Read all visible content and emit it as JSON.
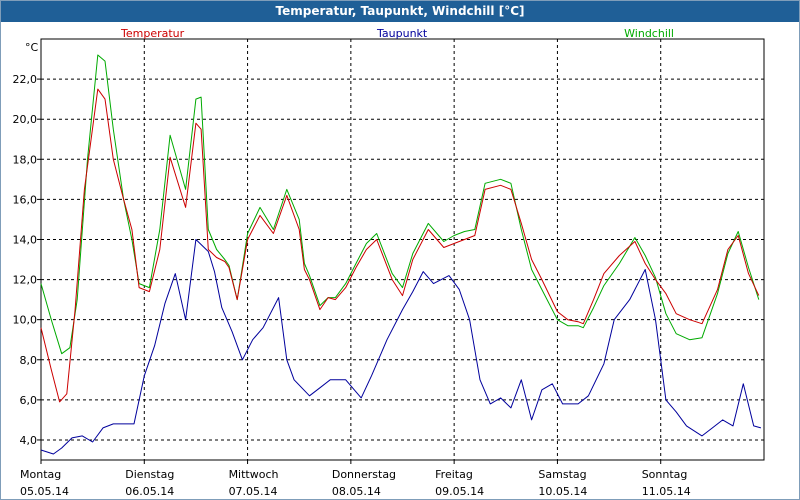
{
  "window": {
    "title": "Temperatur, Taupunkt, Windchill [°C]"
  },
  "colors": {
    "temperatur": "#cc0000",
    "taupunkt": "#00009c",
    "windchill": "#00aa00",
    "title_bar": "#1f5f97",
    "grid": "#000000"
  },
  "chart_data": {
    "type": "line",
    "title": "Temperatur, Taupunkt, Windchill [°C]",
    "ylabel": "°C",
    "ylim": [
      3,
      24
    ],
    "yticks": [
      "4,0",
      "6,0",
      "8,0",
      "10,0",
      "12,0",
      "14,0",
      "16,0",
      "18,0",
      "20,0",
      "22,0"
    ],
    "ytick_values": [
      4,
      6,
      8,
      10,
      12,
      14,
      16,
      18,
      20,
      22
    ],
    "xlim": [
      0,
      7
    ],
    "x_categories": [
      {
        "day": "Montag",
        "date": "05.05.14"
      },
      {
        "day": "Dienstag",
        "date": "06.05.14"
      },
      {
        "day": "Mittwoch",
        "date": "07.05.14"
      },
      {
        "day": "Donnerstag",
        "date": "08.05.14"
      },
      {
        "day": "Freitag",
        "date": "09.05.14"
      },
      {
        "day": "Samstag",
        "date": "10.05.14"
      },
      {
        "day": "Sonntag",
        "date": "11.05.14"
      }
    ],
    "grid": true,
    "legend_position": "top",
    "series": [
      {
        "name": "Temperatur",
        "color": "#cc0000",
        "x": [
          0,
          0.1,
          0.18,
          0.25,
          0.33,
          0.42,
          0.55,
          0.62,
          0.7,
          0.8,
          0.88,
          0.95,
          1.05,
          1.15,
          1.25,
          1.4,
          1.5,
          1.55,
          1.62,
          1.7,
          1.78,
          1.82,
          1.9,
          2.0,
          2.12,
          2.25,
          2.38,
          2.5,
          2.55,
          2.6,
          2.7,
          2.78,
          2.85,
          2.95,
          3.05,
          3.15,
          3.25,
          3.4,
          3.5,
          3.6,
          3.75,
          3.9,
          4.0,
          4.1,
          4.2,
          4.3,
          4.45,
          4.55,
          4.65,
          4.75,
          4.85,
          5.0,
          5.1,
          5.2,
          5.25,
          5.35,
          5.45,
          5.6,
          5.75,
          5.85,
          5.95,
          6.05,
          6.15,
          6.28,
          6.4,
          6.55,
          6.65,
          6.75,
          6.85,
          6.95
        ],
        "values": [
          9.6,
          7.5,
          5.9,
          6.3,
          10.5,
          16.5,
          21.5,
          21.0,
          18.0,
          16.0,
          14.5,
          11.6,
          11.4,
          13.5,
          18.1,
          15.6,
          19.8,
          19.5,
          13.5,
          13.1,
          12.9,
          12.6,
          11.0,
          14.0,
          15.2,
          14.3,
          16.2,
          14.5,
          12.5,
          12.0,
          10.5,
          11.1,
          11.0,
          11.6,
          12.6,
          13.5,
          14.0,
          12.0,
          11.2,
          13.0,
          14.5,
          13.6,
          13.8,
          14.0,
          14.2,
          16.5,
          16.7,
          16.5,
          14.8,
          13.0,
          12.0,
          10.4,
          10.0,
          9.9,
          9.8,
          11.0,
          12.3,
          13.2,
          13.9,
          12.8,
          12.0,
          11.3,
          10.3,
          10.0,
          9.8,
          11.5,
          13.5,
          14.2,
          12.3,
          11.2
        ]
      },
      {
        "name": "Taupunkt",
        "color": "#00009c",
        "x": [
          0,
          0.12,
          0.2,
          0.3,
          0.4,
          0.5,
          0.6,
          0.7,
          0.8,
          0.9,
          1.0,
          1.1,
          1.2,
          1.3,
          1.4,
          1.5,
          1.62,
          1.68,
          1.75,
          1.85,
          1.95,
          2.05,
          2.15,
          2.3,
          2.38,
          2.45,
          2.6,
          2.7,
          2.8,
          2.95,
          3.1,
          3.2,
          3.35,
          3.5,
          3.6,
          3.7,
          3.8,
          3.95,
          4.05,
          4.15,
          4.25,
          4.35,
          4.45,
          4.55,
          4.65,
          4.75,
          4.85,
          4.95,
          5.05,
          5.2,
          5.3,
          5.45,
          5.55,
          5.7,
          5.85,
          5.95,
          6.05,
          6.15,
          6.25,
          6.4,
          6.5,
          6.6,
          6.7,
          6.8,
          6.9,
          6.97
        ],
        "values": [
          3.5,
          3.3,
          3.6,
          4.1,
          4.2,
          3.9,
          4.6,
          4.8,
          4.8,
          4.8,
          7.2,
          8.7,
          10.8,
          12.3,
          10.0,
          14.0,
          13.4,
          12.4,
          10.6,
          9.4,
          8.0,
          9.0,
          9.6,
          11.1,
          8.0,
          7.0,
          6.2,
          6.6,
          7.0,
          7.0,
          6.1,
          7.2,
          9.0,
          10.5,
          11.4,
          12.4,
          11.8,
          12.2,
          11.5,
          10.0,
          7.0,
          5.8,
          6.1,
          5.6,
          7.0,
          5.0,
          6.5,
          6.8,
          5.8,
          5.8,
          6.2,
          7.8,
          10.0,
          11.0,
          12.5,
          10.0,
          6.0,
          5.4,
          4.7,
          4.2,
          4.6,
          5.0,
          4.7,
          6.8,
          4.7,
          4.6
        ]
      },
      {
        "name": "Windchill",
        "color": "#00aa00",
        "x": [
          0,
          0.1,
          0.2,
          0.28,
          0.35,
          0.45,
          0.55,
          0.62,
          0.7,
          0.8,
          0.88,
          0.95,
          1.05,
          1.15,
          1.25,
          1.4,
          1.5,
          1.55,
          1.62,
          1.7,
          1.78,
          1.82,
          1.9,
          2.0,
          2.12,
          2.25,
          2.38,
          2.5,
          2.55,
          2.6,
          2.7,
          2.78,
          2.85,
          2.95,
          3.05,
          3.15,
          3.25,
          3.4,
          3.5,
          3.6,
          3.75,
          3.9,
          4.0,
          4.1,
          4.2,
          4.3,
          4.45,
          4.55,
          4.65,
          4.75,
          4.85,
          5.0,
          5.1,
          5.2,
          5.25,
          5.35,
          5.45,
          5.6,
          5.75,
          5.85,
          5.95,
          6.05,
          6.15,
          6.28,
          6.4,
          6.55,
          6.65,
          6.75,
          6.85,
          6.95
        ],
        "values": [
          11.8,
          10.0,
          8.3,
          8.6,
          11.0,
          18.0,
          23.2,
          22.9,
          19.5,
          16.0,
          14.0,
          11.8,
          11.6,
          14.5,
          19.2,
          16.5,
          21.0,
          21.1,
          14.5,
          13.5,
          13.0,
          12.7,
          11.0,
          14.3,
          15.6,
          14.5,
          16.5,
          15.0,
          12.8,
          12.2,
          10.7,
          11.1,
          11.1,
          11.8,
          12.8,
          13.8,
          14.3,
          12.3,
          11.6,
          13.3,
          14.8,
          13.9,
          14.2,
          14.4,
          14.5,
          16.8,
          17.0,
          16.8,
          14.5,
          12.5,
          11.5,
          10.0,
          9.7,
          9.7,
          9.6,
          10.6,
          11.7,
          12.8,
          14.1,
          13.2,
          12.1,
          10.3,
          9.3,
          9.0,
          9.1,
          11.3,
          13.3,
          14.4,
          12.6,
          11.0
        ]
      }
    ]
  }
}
* * *
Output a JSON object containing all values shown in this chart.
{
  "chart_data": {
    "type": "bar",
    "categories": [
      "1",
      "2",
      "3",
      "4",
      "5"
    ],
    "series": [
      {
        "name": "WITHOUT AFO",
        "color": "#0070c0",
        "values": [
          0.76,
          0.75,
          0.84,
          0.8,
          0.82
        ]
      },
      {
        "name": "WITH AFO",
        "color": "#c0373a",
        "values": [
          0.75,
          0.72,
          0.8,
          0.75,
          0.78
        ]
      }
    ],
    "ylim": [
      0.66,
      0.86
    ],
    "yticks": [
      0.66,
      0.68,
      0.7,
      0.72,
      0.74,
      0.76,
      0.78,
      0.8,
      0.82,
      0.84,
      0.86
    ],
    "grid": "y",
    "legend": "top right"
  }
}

* [WHAT IS NEEDED]
Copy all lines above containing the string "date".

* [EXERCISE RESPONSE]
        "date": "05.05.14"
        "date": "06.05.14"
        "date": "07.05.14"
        "date": "08.05.14"
        "date": "09.05.14"
        "date": "10.05.14"
        "date": "11.05.14"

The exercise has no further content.